_BRIEF_
All of the entries need to be written out again, exactly as they are.

_STORED ROWS_
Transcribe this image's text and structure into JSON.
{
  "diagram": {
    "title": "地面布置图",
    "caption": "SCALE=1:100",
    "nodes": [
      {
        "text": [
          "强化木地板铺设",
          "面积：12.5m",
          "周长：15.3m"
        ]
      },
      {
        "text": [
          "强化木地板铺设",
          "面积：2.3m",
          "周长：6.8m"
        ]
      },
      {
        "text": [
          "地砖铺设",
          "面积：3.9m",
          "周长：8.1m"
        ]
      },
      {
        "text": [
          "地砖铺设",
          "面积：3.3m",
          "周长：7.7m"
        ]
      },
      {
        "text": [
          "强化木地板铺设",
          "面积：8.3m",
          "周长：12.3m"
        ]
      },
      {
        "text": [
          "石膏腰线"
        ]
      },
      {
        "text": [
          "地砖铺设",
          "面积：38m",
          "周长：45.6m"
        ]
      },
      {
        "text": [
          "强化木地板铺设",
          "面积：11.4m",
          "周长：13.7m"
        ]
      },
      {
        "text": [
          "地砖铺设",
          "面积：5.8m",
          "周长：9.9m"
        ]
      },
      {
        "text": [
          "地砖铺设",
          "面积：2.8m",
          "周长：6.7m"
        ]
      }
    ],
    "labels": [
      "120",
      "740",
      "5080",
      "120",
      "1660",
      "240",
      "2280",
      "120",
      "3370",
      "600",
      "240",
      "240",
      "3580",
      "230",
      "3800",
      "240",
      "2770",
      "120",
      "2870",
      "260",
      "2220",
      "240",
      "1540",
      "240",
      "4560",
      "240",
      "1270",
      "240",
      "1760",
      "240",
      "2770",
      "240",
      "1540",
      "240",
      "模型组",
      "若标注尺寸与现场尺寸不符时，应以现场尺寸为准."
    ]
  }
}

_THE COMPLETED TASK_
Transcribe this image's text and structure into JSON.
{
  "diagram": {
    "title": "地面布置图",
    "caption": "SCALE=1:100",
    "nodes": [
      {
        "text": [
          "强化木地板铺设",
          "面积：12.5m",
          "周长：15.3m"
        ]
      },
      {
        "text": [
          "强化木地板铺设",
          "面积：2.3m",
          "周长：6.8m"
        ]
      },
      {
        "text": [
          "地砖铺设",
          "面积：3.9m",
          "周长：8.1m"
        ]
      },
      {
        "text": [
          "地砖铺设",
          "面积：3.3m",
          "周长：7.7m"
        ]
      },
      {
        "text": [
          "强化木地板铺设",
          "面积：8.3m",
          "周长：12.3m"
        ]
      },
      {
        "text": [
          "石膏腰线"
        ]
      },
      {
        "text": [
          "地砖铺设",
          "面积：38m",
          "周长：45.6m"
        ]
      },
      {
        "text": [
          "强化木地板铺设",
          "面积：11.4m",
          "周长：13.7m"
        ]
      },
      {
        "text": [
          "地砖铺设",
          "面积：5.8m",
          "周长：9.9m"
        ]
      },
      {
        "text": [
          "地砖铺设",
          "面积：2.8m",
          "周长：6.7m"
        ]
      }
    ],
    "labels": [
      "120",
      "740",
      "5080",
      "120",
      "1660",
      "240",
      "2280",
      "120",
      "3370",
      "600",
      "240",
      "240",
      "3580",
      "230",
      "3800",
      "240",
      "2770",
      "120",
      "2870",
      "260",
      "2220",
      "240",
      "1540",
      "240",
      "4560",
      "240",
      "1270",
      "240",
      "1760",
      "240",
      "2770",
      "240",
      "1540",
      "240",
      "模型组",
      "若标注尺寸与现场尺寸不符时，应以现场尺寸为准."
    ]
  }
}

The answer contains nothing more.